START TEXT BLOCK

Setting and Keeping Contrasts

Don't explain, just remind me how to set them.

What are contrasts?

The "constrasts" set in your R environment determine how categorical variables are handled in your models. The most common scheme in regression is called "treatment contrasts": with treatment contrasts, the first level of the categorical variable is assigned the value 0, and then other levels measure the change from the first level.

Why do we need this? Because with k categories, we really need only k-1 pieces of information to represent any of the values. If the values are "Red," "White," and "Blue," for example, we might have a column named "Red," containing 1's for Red items and 0 for non-Red items, and a column named "White," containing 1's for White items and 0 for non-White items. That's all we need -- if we see an item with 0's for both Red and White, it must be blue. So we need one constraint on our contrasts, or, to put it another way, we need k-1 columns to represent a categorical variable with k levels.

As an example, consider the "Gun" data set in the MEMSS library. First, look at the levels associated with each of the categorical variables.

> sapply (Gun, levels)   # see ?Gun for more info

$rounds
NULL

$Method
[1] "M1" "M2"

$Team
[1] "T1A" "T1H" "T1S" "T2A" "T2H" "T2S" "T3A" "T3H" "T3S"

$Physique
[1] "Slight"  "Average" "Heavy"  
 
There are two levels of Method, three of Physique and nine of Team. rounds, being continuous, has no levels. When you have treatment contrasts set, a simple linear model, ignoring Team, looks like this. (Since the response variable is an integer, perhaps this model isn't 100% appropriate, but hey -- this is just an example, right?) We are using treatment contrasts here so I can going to set these explicitly. More on this in a minute.
> options (contrasts = rep("contr.treatment", 2)) # Set contrasts -- see below
> lm (rounds ~ Physique + Method, data = Gun)
Call:
lm(formula = rounds ~ Physique + Method, data = Gun)

END TEXT BLOCK
START DATA ENTRIES

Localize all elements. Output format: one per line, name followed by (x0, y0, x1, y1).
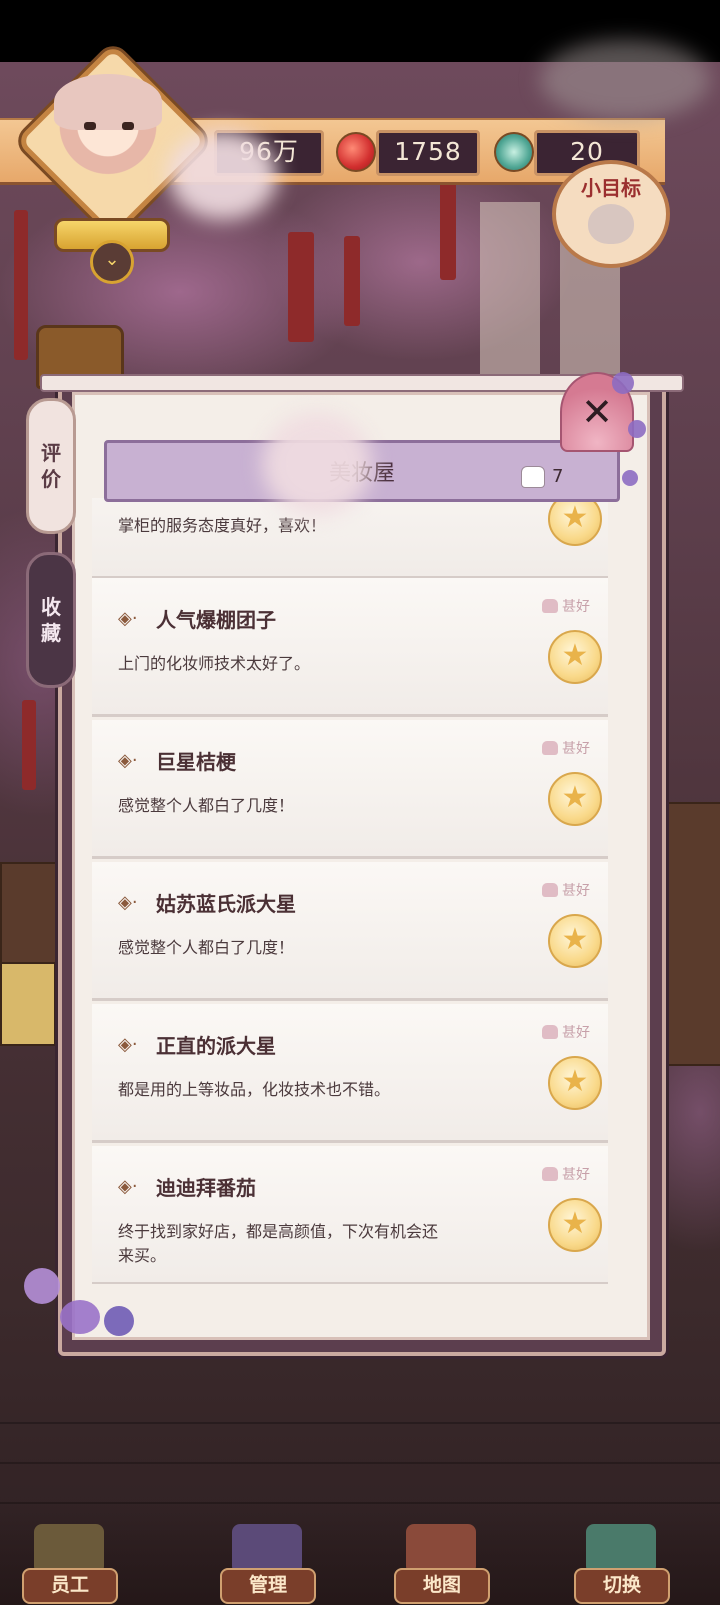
tab-label: 藏 (41, 621, 61, 645)
review-card: ◈· 人气爆棚团子 甚好 上门的化妆师技术太好了。 ★ (92, 578, 608, 717)
review-rating: 甚好 (542, 1164, 590, 1184)
review-rating: 甚好 (542, 1022, 590, 1042)
nav-label: 切换 (574, 1568, 670, 1604)
flower-decoration-icon (24, 1268, 60, 1304)
chevron-down-icon[interactable]: ⌄ (90, 240, 134, 284)
thumb-icon (542, 883, 558, 897)
nav-staff[interactable]: 员工 (14, 1524, 124, 1604)
review-text: 都是用的上等妆品，化妆技术也不错。 (118, 1080, 391, 1099)
reviewer-name: 正直的派大星 (156, 1034, 276, 1058)
blurred-region (262, 412, 372, 516)
diamond-bullet-icon: ◈· (118, 750, 138, 771)
gem-icon (494, 132, 534, 172)
apple-counter: 1758 (376, 130, 480, 176)
review-card: 掌柜的服务态度真好，喜欢！ ★ (92, 498, 608, 579)
review-text: 上门的化妆师技术太好了。 (118, 654, 311, 673)
star-icon[interactable]: ★ (548, 1198, 602, 1252)
nav-manage[interactable]: 管理 (212, 1524, 322, 1604)
thumb-icon (542, 599, 558, 613)
blurred-region (540, 40, 710, 120)
staff-icon (34, 1524, 104, 1574)
reviewer-name: 姑苏蓝氏派大星 (156, 892, 296, 916)
review-rating: 甚好 (542, 880, 590, 900)
avatar-eyes (84, 122, 134, 132)
reviewer-name: 迪迪拜番茄 (156, 1176, 256, 1200)
diamond-bullet-icon: ◈· (118, 1176, 138, 1197)
flower-decoration-icon (612, 372, 634, 394)
diamond-bullet-icon: ◈· (118, 608, 138, 629)
diamond-bullet-icon: ◈· (118, 892, 138, 913)
like-thumb-icon (521, 466, 545, 488)
review-card: ◈· 迪迪拜番茄 甚好 终于找到家好店，都是高颜值，下次有机会还来买。 ★ (92, 1146, 608, 1284)
tab-favorites[interactable]: 收 藏 (26, 552, 76, 688)
goal-label: 小目标 (581, 176, 641, 200)
review-card: ◈· 正直的派大星 甚好 都是用的上等妆品，化妆技术也不错。 ★ (92, 1004, 608, 1143)
star-icon[interactable]: ★ (548, 772, 602, 826)
reviewer-name: 人气爆棚团子 (156, 608, 276, 632)
rating-label: 甚好 (562, 741, 590, 757)
like-count: 7 (552, 466, 564, 487)
switch-icon (586, 1524, 656, 1574)
hanging-scroll (22, 700, 36, 790)
tab-label: 评 (41, 441, 61, 465)
flower-decoration-icon (622, 470, 638, 486)
tab-label: 收 (41, 595, 61, 619)
blurred-region (168, 130, 278, 220)
review-text: 感觉整个人都白了几度！ (118, 938, 295, 957)
flower-decoration-icon (104, 1306, 134, 1336)
apple-value: 1758 (394, 137, 462, 166)
flower-decoration-icon (60, 1300, 100, 1334)
nav-switch[interactable]: 切换 (566, 1524, 676, 1604)
star-icon[interactable]: ★ (548, 1056, 602, 1110)
diamond-bullet-icon: ◈· (118, 1034, 138, 1055)
nav-label: 员工 (22, 1568, 118, 1604)
thumb-icon (542, 1025, 558, 1039)
tab-review[interactable]: 评 价 (26, 398, 76, 534)
thumb-icon (542, 741, 558, 755)
manage-icon (232, 1524, 302, 1574)
star-icon[interactable]: ★ (548, 630, 602, 684)
rating-label: 甚好 (562, 599, 590, 615)
review-card: ◈· 姑苏蓝氏派大星 甚好 感觉整个人都白了几度！ ★ (92, 862, 608, 1001)
review-rating: 甚好 (542, 738, 590, 758)
review-text: 感觉整个人都白了几度！ (118, 796, 295, 815)
thumb-icon (542, 1167, 558, 1181)
map-icon (406, 1524, 476, 1574)
rating-label: 甚好 (562, 1025, 590, 1041)
reviewer-name: 巨星桔梗 (156, 750, 236, 774)
apple-icon (336, 132, 376, 172)
flower-decoration-icon (628, 420, 646, 438)
hanging-scroll (14, 210, 28, 360)
cat-mascot-icon (588, 204, 634, 244)
rating-label: 甚好 (562, 1167, 590, 1183)
review-rating: 甚好 (542, 596, 590, 616)
nav-label: 管理 (220, 1568, 316, 1604)
hanging-scroll (440, 180, 456, 280)
nav-label: 地图 (394, 1568, 490, 1604)
star-icon[interactable]: ★ (548, 914, 602, 968)
review-card: ◈· 巨星桔梗 甚好 感觉整个人都白了几度！ ★ (92, 720, 608, 859)
tab-label: 价 (41, 467, 61, 491)
review-list[interactable]: 掌柜的服务态度真好，喜欢！ ★ ◈· 人气爆棚团子 甚好 上门的化妆师技术太好了… (92, 498, 608, 1284)
close-icon: ✕ (581, 390, 613, 434)
review-text: 终于找到家好店，都是高颜值，下次有机会还来买。 (118, 1222, 439, 1265)
review-text: 掌柜的服务态度真好，喜欢！ (118, 516, 327, 535)
rating-label: 甚好 (562, 883, 590, 899)
hanging-scroll (344, 236, 360, 326)
star-icon[interactable]: ★ (548, 498, 602, 546)
hanging-scroll (288, 232, 314, 342)
nav-map[interactable]: 地图 (386, 1524, 496, 1604)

END DATA ENTRIES

WHAT IS BEING ASKED: Please resume the text on setting contrasts in R, picking up right after its last line. The records are separate material with no connection to the text on contrasts in R.

EXERCISE ANSWER:
Coefficients:
    (Intercept)  PhysiqueAverage    PhysiqueHeavy         MethodM2  
        24.3806          -0.7417          -1.6333          -8.5111  

The interpretation is clear here. Physique Small is the baseline; you can think of it as having a coefficient of 0. Physique Average has a predicted average number of "rounds" that is .74 less than Physique Small, and Physique Heavy has a predicted number that is 1.63 lower than Physique Small. Both coefficients compare levels to the baseline, and the baseline is the first level on the list of levels.

Similarly Method M1 is set to be the baseline, and the difference -- the contrast -- between Method M2 and M1 is estimated as -8.51. The coefficient labels consist of the column name and the level name, pasted together; the baseline level isn't listed as all.

The intercept here is 24.38. This is the estimated average rounds when Physique = Small and Method = M1 (that is, when each variable is at its basline). Now we have enough information to get the estimated average for every combination of Physique and Method.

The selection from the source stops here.